[start]

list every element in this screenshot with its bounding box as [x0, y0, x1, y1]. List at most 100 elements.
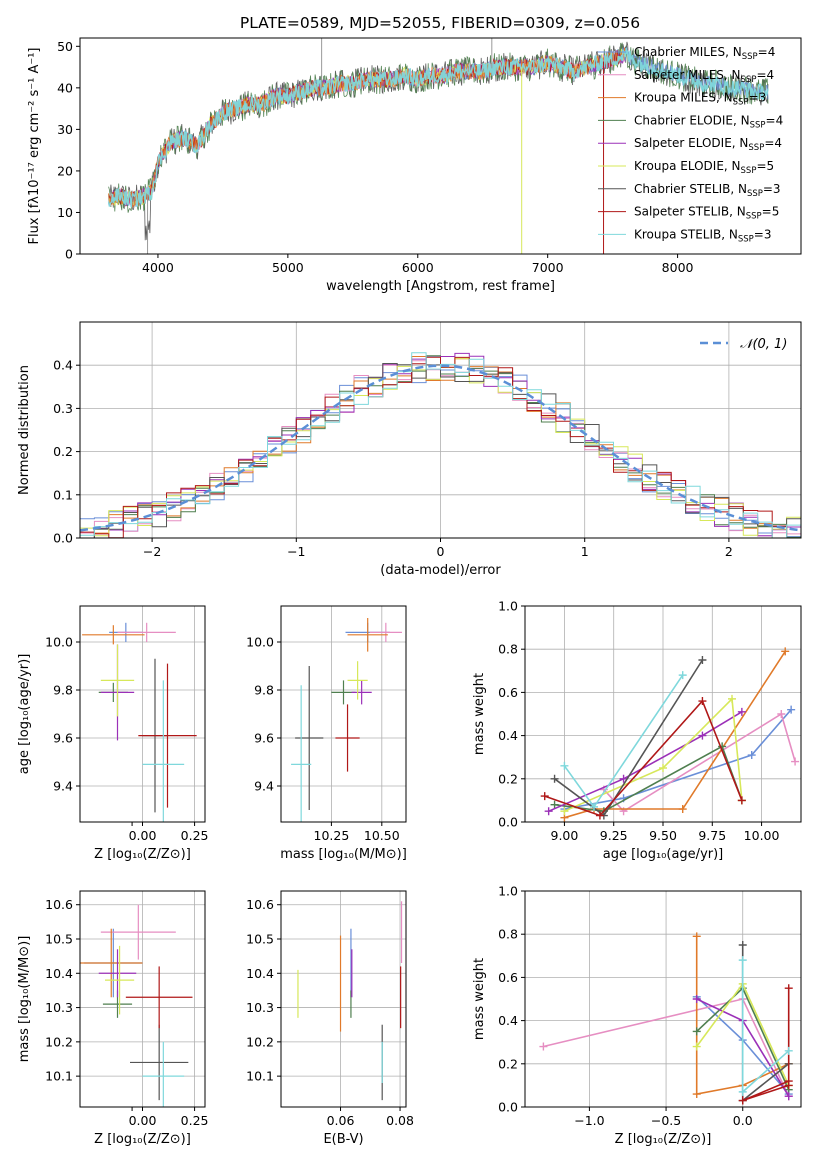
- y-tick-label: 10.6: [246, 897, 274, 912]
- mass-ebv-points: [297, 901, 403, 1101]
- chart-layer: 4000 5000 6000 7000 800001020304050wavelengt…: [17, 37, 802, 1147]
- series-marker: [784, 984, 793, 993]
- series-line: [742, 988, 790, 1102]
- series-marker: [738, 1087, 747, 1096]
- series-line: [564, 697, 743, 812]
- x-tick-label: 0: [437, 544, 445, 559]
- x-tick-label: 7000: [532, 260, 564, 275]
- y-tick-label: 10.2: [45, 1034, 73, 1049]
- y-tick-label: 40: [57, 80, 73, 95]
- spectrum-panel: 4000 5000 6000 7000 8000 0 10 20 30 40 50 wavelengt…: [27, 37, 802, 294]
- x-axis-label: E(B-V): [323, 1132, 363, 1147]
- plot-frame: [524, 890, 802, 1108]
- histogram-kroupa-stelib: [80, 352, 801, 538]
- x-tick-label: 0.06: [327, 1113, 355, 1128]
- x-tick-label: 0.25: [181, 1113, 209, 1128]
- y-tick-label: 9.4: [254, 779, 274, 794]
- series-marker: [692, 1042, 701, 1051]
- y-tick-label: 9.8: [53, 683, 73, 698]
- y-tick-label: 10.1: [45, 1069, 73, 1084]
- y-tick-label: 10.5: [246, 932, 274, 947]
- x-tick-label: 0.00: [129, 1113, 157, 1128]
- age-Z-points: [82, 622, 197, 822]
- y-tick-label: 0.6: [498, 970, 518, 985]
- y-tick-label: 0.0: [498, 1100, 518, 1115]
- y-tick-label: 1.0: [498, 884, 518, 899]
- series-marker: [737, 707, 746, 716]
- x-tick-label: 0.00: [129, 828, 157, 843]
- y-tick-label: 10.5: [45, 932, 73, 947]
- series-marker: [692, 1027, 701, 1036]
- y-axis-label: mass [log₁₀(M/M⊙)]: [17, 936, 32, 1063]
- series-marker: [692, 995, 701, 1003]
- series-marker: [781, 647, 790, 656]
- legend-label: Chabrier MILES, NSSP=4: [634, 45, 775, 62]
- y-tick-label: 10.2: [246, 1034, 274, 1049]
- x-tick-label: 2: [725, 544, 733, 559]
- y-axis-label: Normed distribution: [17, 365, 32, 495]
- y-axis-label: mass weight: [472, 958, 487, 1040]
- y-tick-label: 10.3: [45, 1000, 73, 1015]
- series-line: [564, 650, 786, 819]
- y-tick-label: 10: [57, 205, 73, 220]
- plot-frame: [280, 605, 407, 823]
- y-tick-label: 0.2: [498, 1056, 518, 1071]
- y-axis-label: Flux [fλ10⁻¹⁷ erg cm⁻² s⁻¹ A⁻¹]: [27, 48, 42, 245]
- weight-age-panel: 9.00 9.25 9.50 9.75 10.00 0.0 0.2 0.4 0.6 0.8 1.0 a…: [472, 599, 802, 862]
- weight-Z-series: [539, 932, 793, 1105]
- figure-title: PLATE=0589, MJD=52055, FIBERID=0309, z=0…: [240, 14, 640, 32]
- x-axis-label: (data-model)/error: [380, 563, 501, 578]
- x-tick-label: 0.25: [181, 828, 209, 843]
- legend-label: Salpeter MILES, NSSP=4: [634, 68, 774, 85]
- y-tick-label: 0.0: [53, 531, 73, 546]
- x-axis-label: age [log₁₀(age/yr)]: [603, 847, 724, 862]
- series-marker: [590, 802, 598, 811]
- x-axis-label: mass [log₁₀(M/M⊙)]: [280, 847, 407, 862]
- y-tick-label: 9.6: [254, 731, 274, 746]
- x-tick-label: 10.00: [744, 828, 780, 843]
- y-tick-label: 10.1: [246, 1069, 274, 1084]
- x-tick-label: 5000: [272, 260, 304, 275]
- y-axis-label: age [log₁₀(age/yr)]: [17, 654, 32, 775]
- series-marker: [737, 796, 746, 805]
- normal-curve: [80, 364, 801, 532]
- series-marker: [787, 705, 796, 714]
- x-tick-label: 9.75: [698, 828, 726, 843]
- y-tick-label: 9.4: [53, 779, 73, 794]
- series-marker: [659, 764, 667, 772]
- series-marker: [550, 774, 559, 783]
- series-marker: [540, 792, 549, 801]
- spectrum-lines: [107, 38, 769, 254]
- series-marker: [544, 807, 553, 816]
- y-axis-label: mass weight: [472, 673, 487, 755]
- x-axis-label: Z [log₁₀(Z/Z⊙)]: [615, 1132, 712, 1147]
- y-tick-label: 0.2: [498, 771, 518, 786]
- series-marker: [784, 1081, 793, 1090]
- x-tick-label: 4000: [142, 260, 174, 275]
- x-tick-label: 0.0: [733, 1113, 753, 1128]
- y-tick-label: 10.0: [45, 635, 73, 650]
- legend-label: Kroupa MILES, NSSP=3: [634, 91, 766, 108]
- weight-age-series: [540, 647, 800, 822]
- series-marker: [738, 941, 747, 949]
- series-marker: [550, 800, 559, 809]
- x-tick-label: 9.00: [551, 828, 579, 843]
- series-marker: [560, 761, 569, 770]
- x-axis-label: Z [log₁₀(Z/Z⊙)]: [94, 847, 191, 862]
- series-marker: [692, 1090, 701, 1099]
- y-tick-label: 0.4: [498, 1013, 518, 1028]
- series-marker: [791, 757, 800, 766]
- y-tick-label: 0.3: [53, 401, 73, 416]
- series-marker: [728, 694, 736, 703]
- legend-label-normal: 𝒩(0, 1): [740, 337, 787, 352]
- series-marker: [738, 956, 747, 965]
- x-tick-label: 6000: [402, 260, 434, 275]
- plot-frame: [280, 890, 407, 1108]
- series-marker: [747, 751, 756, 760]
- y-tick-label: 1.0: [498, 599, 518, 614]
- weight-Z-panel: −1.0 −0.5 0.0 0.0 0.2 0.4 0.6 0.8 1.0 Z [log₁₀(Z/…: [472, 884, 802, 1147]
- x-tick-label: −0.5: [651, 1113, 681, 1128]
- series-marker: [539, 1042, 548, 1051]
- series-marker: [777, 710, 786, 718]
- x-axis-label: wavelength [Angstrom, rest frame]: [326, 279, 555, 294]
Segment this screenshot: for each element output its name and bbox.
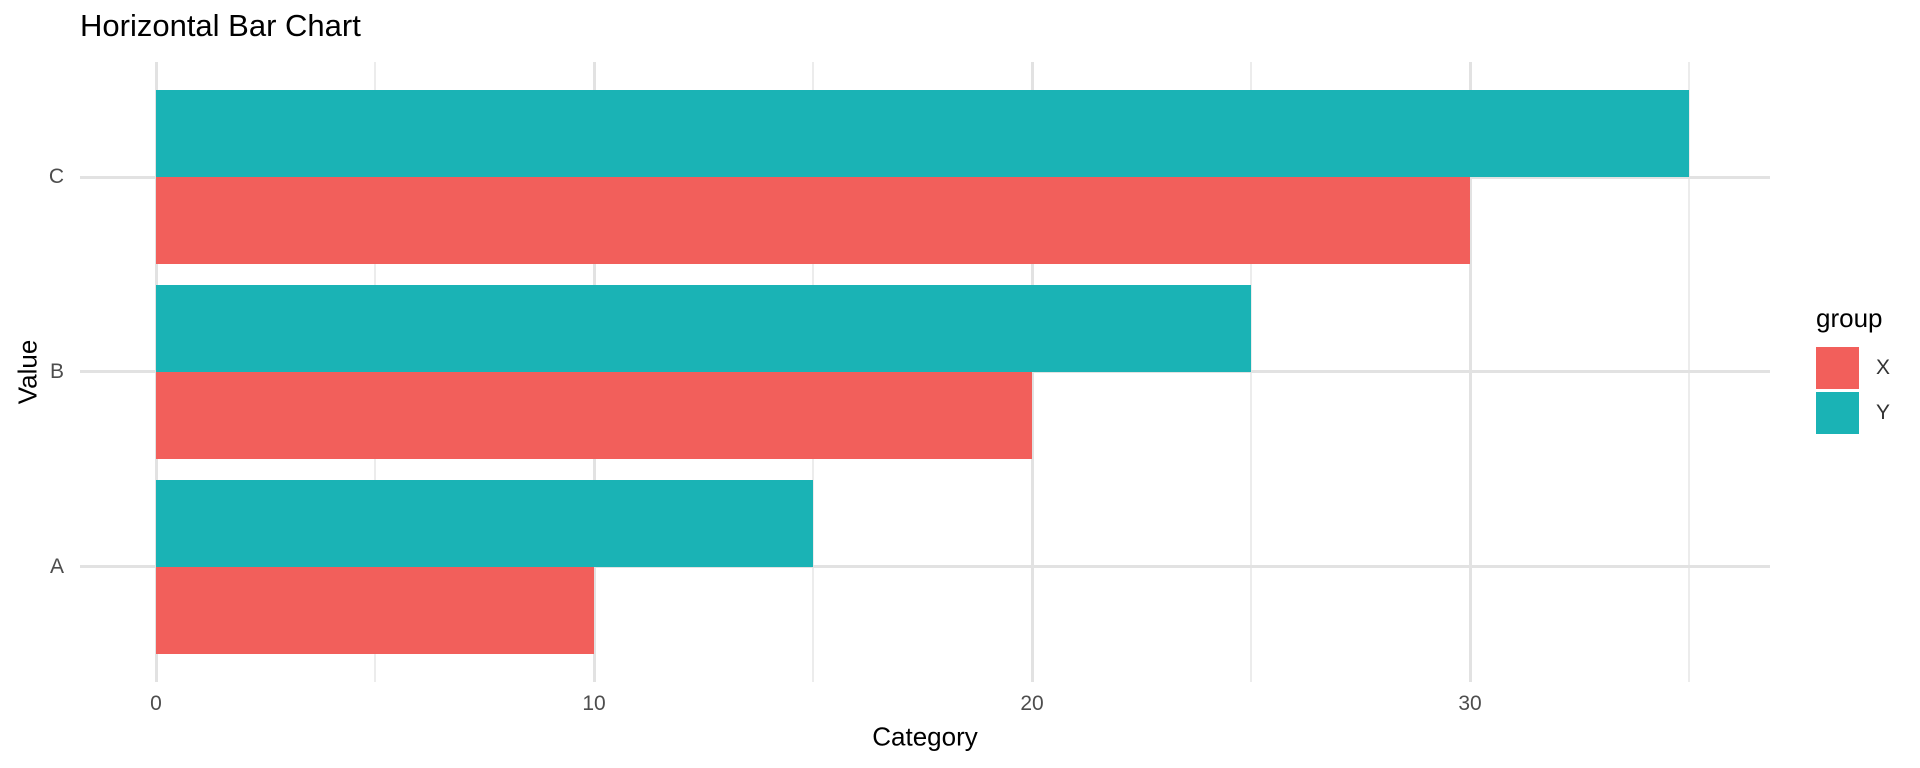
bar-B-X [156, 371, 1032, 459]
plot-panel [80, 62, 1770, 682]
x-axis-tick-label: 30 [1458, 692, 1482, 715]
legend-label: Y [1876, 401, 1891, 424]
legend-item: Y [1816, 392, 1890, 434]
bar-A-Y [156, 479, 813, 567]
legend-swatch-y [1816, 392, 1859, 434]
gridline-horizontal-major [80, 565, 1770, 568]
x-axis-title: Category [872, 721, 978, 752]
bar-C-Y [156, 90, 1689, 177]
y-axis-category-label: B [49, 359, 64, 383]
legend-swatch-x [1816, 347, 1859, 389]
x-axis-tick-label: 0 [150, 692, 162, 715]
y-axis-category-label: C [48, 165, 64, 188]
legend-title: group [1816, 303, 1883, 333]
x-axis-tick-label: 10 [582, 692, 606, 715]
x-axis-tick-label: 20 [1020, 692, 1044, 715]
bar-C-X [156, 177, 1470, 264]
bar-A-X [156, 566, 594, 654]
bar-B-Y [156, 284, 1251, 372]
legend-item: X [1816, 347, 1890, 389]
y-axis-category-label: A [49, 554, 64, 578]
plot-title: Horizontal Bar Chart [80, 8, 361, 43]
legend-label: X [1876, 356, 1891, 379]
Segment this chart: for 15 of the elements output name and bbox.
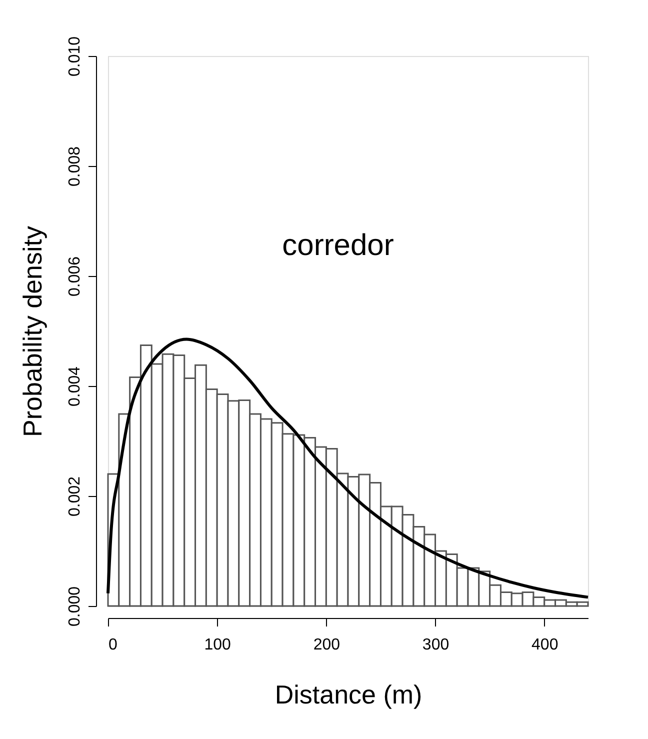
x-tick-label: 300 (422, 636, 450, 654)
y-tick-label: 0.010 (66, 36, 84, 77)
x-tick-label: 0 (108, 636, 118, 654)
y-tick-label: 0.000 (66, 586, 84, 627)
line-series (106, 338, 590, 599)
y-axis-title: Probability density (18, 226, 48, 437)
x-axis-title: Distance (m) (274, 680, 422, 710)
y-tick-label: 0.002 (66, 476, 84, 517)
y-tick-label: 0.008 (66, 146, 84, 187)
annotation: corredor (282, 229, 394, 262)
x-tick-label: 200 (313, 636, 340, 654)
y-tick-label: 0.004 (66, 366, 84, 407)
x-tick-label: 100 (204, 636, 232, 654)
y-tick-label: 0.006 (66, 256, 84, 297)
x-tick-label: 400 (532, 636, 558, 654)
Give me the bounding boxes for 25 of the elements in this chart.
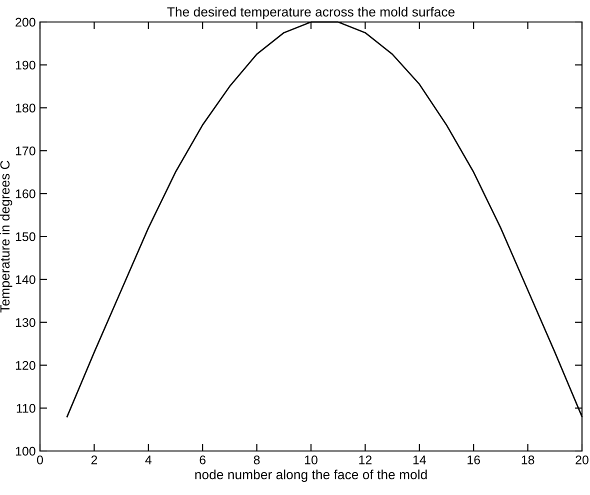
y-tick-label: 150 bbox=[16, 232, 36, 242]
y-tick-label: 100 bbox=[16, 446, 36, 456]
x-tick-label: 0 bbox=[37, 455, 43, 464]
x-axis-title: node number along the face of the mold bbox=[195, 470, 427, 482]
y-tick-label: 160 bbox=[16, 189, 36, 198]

[end]

- **DIRECTIVE**:
Locate every line in the records that contains the string "mass" and copy each one out. Case counts.

- **RESULT FOR THIS EXERCISE**:
- mass-ebv-points: [297, 901, 403, 1101]
- y-axis-label: mass [log₁₀(M/M⊙)]: [17, 936, 32, 1063]
- y-axis-label: mass weight: [472, 958, 487, 1040]
- x-axis-label: mass [log₁₀(M/M⊙)]: [280, 847, 407, 862]
- y-axis-label: mass weight: [472, 673, 487, 755]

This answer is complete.